(385d) Degradation Pathways for Difluoromethanol and Implications to the Atmosphere

Several times in the last year, the U.S. EPA has announced that hydrofluorocarbons (HFCs) pose a threat to human health due to global climate change and the agency has been considering banning their use in the near future. Hydrofluoroethers (HFEs) are compounds that have been heavily patented in the last decade for use in all applications where HFCs have been used and are poised to become drop-in replacement chemicals.

Prior experimental work has shown that HFEs will react with hydroxyl radicals as their degradation processes begin. During subsequent steps, it has been found that CH_nF_3-nO radicals are often formed. The fate of these radicals is unknown although some work has been done for the perfluorinated species. In this work, computational chemistry methods are used to estimate reaction pathway branching ratios and end-point degradation species. Geometry optimizations were performed at the B3LYP/6-311g** level for all possible reaction pathways for CHF₂OH + OH, while higher level single point energy calculations at the G3(MP2) level were performed for improved energetic data. Variational transition state theory with the small curvature tunneling approximation was used to predict chemical kinetic rate constants at temperatures relevant to atmospheric conditions. To validate methodoligies, theoretically predicted values are compared to available experimental data, including that for non-fluorinated analogues where more data is available.

Results show that degradation pathways may lead to HF, a highly toxic species. Introduction of large amounts of HFEs may lead to environmental degradation through mechanisms currently not available during the use of HFCs.

▶ [DATASET]
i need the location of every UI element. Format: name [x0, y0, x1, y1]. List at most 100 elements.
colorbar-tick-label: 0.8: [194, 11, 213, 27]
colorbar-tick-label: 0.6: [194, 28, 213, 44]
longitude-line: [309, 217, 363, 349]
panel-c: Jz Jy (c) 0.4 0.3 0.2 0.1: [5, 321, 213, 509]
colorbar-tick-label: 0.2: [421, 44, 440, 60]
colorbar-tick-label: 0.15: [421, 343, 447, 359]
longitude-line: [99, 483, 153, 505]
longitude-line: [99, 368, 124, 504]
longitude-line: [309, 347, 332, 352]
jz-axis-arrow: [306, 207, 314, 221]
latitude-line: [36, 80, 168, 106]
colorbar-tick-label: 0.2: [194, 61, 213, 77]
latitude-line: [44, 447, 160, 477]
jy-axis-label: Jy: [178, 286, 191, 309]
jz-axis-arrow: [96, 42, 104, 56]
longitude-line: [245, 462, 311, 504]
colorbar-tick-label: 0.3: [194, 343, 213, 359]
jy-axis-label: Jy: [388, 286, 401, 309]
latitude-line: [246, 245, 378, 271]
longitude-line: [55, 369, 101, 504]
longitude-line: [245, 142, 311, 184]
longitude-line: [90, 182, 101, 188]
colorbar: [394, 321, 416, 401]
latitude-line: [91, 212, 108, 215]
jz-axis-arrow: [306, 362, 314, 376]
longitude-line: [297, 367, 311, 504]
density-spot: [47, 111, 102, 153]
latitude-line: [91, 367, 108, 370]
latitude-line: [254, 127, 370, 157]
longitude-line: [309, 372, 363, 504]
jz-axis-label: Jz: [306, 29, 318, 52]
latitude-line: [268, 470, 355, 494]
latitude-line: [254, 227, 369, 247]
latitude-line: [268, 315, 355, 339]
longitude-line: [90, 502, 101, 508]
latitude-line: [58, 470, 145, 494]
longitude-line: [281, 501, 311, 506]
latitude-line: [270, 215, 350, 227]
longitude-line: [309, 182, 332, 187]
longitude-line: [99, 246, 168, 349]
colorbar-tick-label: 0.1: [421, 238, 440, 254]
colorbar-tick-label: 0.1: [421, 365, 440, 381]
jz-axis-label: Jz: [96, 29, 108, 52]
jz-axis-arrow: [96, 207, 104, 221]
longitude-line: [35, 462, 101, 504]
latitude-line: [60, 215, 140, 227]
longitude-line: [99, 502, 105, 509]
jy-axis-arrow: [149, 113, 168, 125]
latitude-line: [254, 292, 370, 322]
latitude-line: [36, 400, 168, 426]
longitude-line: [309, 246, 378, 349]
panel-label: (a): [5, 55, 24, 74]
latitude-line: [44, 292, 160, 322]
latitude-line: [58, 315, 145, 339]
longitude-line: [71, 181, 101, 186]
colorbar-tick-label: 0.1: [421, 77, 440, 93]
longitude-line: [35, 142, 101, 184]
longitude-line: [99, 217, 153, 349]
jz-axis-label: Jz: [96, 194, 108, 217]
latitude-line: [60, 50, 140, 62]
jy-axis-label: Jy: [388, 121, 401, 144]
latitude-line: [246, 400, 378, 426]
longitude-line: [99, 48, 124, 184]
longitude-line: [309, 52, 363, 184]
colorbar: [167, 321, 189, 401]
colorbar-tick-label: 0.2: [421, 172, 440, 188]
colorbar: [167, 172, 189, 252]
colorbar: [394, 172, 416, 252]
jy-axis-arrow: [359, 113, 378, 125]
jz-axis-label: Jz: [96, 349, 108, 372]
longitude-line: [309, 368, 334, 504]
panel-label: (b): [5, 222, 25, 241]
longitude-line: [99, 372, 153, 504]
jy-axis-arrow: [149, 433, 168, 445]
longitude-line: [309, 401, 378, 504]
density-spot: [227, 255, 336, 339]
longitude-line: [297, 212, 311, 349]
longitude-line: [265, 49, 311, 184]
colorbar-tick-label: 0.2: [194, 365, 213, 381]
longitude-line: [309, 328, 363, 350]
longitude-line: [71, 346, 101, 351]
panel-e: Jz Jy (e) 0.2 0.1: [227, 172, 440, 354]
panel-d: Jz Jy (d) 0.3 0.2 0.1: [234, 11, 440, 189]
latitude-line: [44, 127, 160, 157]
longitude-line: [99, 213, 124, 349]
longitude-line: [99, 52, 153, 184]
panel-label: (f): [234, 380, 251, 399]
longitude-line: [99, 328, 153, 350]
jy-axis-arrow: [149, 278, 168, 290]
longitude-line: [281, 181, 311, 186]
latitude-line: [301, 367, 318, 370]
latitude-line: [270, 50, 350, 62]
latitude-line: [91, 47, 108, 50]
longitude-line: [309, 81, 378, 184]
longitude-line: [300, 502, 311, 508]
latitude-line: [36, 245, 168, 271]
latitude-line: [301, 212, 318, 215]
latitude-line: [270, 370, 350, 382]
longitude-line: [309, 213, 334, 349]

▶ [PROBLEM DESCRIPTION] Using the abstract on difluoromethanol degradation, decide whether each statement agrees with it: (a) the geometry optimizations were carried out at the G3(MP2) level; (b) rate constants were predicted with variational transition state theory using a small curvature tunneling approximation; (c) the fate of the CH_nF_3-nO radicals is already known. Answer yes or no for each and quote the deciding words. The records play no part in this exercise.

▶ [ANSWER TO THIS TASK]
(a) No: "Geometry optimizations were performed at the B3LYP/6-311g** level"
(b) Yes: "Variational transition state theory with the small curvature tunneling approximation was used to predict chemical kinetic rate constants"
(c) No: "The fate of these radicals is unknown"